_Written instruction_
For every line in the data below that contains "Section", copy the line.

_Given data_

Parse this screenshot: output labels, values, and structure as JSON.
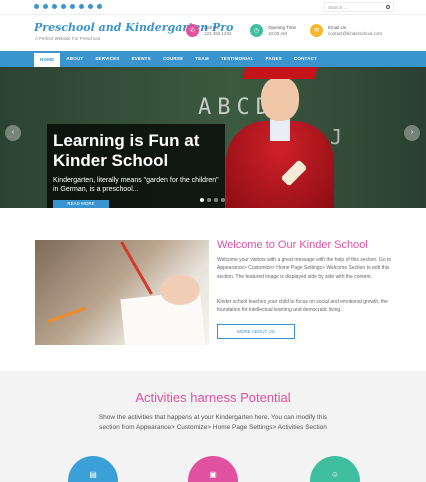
{
  "topbar": {
    "social_icons": [
      "facebook-icon",
      "twitter-icon",
      "youtube-icon",
      "instagram-icon",
      "pinterest-icon",
      "linkedin-icon",
      "snapchat-icon",
      "skype-icon"
    ],
    "search_placeholder": "Search ..."
  },
  "header": {
    "logo": "Preschool and Kindergarten Pro",
    "tagline": "A Perfect Website For Preschool",
    "contacts": [
      {
        "label": "Call Us",
        "value": "123 456 1234",
        "icon": "phone-icon",
        "color": "#e0519f"
      },
      {
        "label": "Opening Time",
        "value": "10:00 AM",
        "icon": "clock-icon",
        "color": "#3fbfa0"
      },
      {
        "label": "Email Us",
        "value": "contact@kinderschool.com",
        "icon": "mail-icon",
        "color": "#f5b82e"
      }
    ]
  },
  "nav": {
    "items": [
      "HOME",
      "ABOUT",
      "SERVICES",
      "EVENTS",
      "COURSE",
      "TEAM",
      "TESTIMONIAL",
      "PAGES",
      "CONTACT"
    ],
    "active": "HOME"
  },
  "hero": {
    "title": "Learning is Fun at Kinder School",
    "text": "Kindergarten, literally means \"garden for the children\" in German, is a preschool...",
    "button": "READ MORE",
    "letters_row1": "ABCDE",
    "letters_row2": "J",
    "prev": "‹",
    "next": "›"
  },
  "welcome": {
    "title": "Welcome to Our Kinder School",
    "text1": "Welcome your visitors with a great message with the help of this section. Go to Appearance> Customize> Home Page Settings> Welcome Section to edit this section. The featured image is displayed side by side with the content.",
    "text2": "Kinder school teaches your child to focus on social and emotional growth, the foundation for intellectual learning and democratic living.",
    "button": "MORE ABOUT US"
  },
  "activities": {
    "title": "Activities harness Potential",
    "text": "Show the activities that happens at your Kindergarten here. You can modify this section from Appearance> Customize> Home Page Settings> Activities Section",
    "icons": [
      {
        "name": "book-icon",
        "color": "#3ba0d8"
      },
      {
        "name": "easel-icon",
        "color": "#e0519f"
      },
      {
        "name": "person-icon",
        "color": "#3fbfa0"
      }
    ]
  },
  "colors": {
    "primary": "#3a95cf",
    "accent": "#e0519f"
  }
}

_Answer to this task_
    "text1": "Welcome your visitors with a great message with the help of this section. Go to Appearance> Customize> Home Page Settings> Welcome Section to edit this section. The featured image is displayed side by side with the content.",
    "text": "Show the activities that happens at your Kindergarten here. You can modify this section from Appearance> Customize> Home Page Settings> Activities Section",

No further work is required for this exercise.